# Goal
Select every line below containing the word "Carretera".

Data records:
»»
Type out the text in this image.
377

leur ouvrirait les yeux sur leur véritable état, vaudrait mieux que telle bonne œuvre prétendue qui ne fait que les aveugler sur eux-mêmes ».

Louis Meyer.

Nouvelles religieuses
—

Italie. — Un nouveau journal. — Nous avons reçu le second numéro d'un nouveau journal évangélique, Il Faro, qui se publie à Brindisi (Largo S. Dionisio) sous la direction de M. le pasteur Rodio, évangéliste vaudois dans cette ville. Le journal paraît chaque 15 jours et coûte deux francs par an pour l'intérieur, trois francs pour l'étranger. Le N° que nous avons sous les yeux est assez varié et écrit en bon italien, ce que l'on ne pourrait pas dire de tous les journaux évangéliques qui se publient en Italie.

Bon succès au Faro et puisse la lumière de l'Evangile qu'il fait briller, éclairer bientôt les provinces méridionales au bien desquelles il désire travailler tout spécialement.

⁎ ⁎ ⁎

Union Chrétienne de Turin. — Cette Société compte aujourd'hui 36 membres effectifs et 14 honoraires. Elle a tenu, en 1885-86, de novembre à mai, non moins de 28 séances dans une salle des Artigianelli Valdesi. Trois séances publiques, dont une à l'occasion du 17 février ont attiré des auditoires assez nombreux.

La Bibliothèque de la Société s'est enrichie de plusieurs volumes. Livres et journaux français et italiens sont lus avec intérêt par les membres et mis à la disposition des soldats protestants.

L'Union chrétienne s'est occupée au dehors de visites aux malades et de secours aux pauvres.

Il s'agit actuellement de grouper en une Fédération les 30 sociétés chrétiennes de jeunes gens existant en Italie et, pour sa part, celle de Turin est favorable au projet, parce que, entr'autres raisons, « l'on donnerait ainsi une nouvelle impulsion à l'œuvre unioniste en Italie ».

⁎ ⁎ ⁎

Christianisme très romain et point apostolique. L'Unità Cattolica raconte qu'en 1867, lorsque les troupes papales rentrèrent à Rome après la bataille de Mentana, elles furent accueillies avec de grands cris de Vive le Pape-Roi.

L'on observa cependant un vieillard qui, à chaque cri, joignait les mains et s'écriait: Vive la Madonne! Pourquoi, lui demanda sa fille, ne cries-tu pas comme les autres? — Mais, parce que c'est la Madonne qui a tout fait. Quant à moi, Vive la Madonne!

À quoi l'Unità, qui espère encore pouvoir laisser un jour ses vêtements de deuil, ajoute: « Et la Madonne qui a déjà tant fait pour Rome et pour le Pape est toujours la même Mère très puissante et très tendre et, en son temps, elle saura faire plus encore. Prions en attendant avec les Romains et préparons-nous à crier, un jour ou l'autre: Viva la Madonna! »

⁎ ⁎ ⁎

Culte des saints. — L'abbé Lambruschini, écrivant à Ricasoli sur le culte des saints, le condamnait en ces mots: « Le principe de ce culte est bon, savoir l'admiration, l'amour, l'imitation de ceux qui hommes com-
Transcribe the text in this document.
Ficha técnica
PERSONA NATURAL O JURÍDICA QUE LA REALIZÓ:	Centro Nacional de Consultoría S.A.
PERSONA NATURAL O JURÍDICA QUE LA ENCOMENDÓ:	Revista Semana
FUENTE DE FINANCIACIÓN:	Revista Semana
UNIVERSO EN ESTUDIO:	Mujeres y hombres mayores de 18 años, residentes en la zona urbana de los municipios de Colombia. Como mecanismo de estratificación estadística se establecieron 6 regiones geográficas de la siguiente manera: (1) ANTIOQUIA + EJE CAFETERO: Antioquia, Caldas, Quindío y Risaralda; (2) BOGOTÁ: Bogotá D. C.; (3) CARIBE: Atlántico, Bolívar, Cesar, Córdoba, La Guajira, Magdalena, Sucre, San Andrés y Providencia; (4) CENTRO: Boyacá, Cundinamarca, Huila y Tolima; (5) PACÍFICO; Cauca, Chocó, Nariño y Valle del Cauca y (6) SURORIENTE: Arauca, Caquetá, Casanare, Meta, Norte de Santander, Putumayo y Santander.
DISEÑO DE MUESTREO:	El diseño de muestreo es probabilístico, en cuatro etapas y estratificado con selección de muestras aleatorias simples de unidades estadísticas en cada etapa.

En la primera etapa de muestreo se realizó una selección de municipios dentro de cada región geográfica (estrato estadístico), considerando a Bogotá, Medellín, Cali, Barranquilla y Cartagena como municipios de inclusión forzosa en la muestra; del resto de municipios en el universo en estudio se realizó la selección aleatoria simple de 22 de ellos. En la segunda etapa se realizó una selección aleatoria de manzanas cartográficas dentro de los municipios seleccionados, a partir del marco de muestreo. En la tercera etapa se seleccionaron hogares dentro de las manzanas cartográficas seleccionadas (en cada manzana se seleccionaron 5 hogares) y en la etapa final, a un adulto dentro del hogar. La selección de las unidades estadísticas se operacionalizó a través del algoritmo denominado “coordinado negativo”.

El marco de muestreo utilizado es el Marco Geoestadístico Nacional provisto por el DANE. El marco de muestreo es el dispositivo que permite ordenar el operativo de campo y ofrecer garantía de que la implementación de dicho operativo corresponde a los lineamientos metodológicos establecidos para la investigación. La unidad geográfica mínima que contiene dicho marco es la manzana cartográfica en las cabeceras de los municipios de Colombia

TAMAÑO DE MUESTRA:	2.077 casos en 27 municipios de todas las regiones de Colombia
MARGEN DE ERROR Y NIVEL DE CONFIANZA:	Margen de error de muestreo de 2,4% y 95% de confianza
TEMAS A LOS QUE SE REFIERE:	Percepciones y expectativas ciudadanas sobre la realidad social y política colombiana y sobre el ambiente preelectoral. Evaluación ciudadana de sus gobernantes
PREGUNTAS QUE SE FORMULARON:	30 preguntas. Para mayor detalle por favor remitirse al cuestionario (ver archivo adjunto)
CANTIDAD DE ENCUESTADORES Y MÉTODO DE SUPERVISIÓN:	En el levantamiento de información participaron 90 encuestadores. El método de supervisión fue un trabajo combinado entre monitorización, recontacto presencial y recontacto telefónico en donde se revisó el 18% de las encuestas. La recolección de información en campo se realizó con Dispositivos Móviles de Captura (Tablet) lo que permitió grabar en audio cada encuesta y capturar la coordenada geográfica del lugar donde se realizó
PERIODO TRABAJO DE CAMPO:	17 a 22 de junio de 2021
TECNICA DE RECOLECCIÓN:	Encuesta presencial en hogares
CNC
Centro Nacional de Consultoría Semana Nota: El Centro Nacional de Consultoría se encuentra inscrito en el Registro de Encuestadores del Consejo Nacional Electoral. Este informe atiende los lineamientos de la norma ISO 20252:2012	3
««
»»
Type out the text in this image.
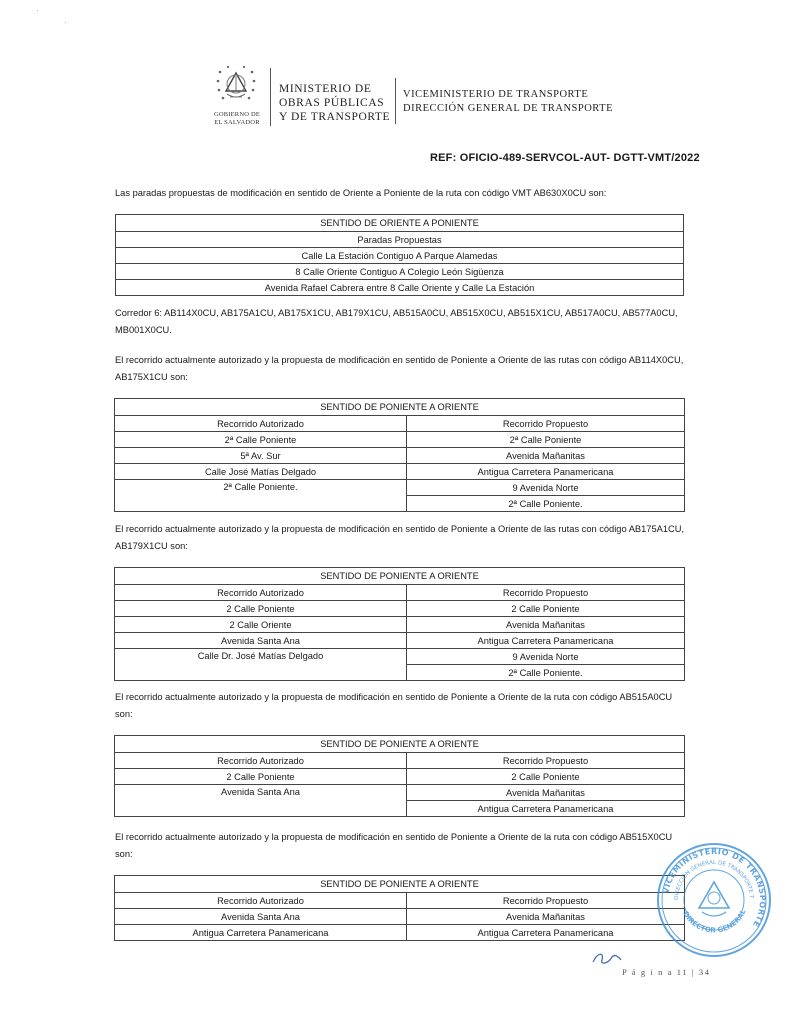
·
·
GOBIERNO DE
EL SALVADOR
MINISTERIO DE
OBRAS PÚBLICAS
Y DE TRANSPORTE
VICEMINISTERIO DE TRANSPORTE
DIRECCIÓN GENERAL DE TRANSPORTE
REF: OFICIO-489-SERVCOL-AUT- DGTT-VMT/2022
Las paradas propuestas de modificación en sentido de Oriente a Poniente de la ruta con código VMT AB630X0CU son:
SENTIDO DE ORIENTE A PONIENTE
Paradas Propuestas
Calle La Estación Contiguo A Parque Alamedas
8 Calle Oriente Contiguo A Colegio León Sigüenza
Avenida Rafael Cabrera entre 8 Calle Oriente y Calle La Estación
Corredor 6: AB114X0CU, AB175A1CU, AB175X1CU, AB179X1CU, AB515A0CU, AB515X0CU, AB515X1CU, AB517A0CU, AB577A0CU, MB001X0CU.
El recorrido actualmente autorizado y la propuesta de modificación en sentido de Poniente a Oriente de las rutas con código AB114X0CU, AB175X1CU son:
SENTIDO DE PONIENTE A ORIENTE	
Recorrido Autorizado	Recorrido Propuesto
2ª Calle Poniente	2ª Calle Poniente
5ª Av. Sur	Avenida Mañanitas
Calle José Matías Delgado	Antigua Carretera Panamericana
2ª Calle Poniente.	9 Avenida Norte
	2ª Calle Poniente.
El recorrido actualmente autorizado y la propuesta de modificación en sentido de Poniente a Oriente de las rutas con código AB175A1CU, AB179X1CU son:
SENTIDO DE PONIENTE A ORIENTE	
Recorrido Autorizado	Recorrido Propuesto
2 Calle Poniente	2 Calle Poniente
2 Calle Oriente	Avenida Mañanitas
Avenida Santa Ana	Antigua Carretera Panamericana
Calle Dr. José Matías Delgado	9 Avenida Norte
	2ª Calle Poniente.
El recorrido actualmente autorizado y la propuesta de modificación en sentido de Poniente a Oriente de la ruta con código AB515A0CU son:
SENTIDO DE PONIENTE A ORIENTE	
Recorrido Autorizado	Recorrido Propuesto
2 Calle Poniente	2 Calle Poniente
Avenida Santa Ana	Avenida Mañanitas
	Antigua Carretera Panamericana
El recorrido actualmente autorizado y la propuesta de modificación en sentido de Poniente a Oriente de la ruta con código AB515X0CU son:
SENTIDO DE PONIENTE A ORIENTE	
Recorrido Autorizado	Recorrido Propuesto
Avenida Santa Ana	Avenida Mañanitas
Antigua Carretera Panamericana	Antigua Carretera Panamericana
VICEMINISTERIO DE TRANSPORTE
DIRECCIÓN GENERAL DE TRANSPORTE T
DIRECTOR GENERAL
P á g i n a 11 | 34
««
# Task output
Calle José Matías Delgado	Antigua Carretera Panamericana
Avenida Santa Ana	Antigua Carretera Panamericana
	Antigua Carretera Panamericana
Antigua Carretera Panamericana	Antigua Carretera Panamericana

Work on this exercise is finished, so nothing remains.